### [Dataset entries]

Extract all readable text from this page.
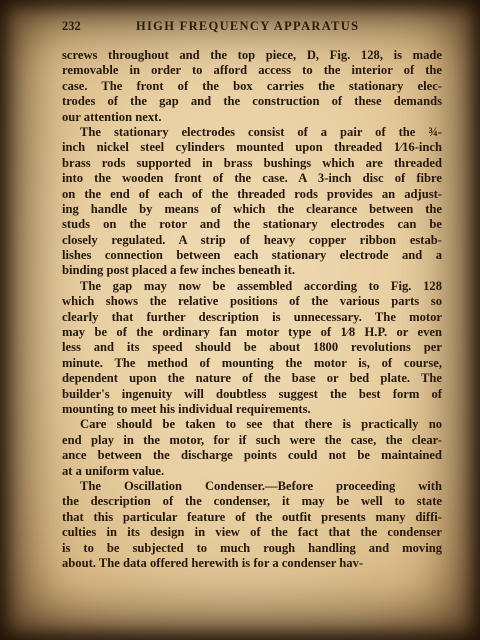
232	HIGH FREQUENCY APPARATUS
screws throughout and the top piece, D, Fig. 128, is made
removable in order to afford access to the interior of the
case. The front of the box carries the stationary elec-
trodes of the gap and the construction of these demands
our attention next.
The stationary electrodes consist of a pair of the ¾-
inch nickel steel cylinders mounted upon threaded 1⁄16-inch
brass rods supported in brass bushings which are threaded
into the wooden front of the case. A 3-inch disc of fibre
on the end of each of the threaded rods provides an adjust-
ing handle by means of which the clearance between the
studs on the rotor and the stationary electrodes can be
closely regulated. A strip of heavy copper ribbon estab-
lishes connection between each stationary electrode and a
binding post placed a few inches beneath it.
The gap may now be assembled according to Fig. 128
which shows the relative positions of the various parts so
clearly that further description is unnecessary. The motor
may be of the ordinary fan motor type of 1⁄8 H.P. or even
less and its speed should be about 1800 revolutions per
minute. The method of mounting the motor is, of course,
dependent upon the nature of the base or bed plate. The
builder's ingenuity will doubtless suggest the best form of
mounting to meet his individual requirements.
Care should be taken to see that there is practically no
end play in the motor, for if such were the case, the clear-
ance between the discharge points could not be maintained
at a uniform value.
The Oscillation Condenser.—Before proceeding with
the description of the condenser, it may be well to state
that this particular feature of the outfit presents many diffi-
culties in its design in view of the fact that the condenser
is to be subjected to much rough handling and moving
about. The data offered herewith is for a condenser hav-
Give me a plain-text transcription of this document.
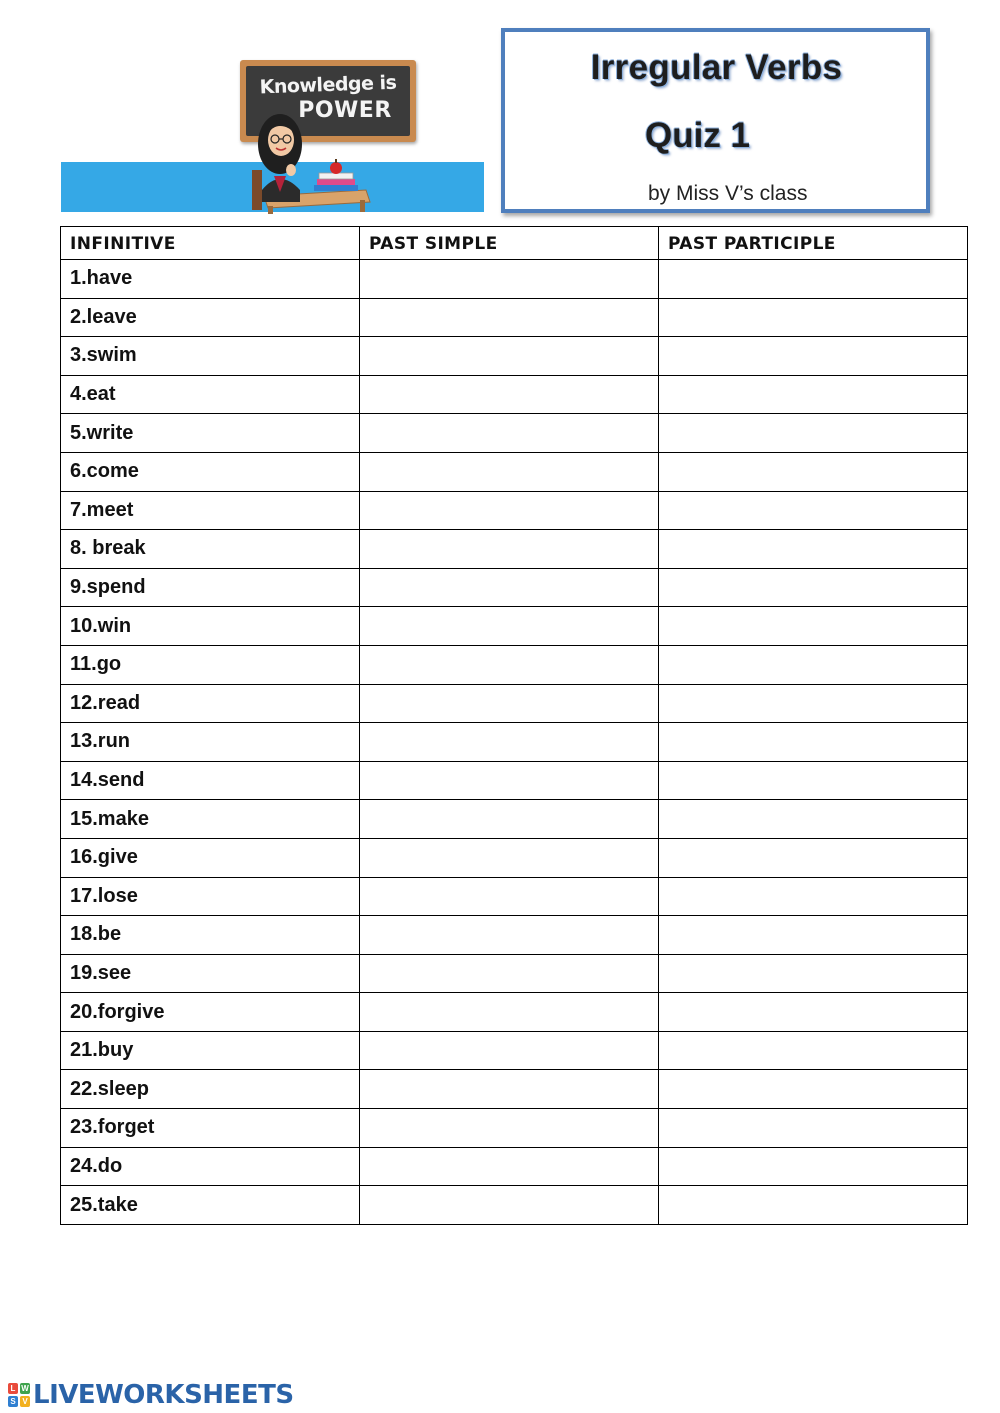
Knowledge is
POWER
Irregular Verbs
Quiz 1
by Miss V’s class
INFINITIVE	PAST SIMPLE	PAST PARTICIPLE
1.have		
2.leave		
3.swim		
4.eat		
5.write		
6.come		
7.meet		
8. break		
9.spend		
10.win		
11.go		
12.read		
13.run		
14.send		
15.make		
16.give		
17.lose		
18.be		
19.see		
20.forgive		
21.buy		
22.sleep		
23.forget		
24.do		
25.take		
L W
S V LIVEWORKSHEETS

### [Exercise directions]
Reproduce the material word for word, minus the images.

### [Complete response]
Extract all readable text from this page.
232	HIGH FREQUENCY APPARATUS
screws throughout and the top piece, D, Fig. 128, is made
removable in order to afford access to the interior of the
case. The front of the box carries the stationary elec-
trodes of the gap and the construction of these demands
our attention next.
The stationary electrodes consist of a pair of the ¾-
inch nickel steel cylinders mounted upon threaded 1⁄16-inch
brass rods supported in brass bushings which are threaded
into the wooden front of the case. A 3-inch disc of fibre
on the end of each of the threaded rods provides an adjust-
ing handle by means of which the clearance between the
studs on the rotor and the stationary electrodes can be
closely regulated. A strip of heavy copper ribbon estab-
lishes connection between each stationary electrode and a
binding post placed a few inches beneath it.
The gap may now be assembled according to Fig. 128
which shows the relative positions of the various parts so
clearly that further description is unnecessary. The motor
may be of the ordinary fan motor type of 1⁄8 H.P. or even
less and its speed should be about 1800 revolutions per
minute. The method of mounting the motor is, of course,
dependent upon the nature of the base or bed plate. The
builder's ingenuity will doubtless suggest the best form of
mounting to meet his individual requirements.
Care should be taken to see that there is practically no
end play in the motor, for if such were the case, the clear-
ance between the discharge points could not be maintained
at a uniform value.
The Oscillation Condenser.—Before proceeding with
the description of the condenser, it may be well to state
that this particular feature of the outfit presents many diffi-
culties in its design in view of the fact that the condenser
is to be subjected to much rough handling and moving
about. The data offered herewith is for a condenser hav-
Give me a plain-text transcription of this document.
Knowledge is
POWER
Irregular Verbs
Quiz 1
by Miss V’s class
INFINITIVE	PAST SIMPLE	PAST PARTICIPLE
1.have		
2.leave		
3.swim		
4.eat		
5.write		
6.come		
7.meet		
8. break		
9.spend		
10.win		
11.go		
12.read		
13.run		
14.send		
15.make		
16.give		
17.lose		
18.be		
19.see		
20.forgive		
21.buy		
22.sleep		
23.forget		
24.do		
25.take		
L W
S V LIVEWORKSHEETS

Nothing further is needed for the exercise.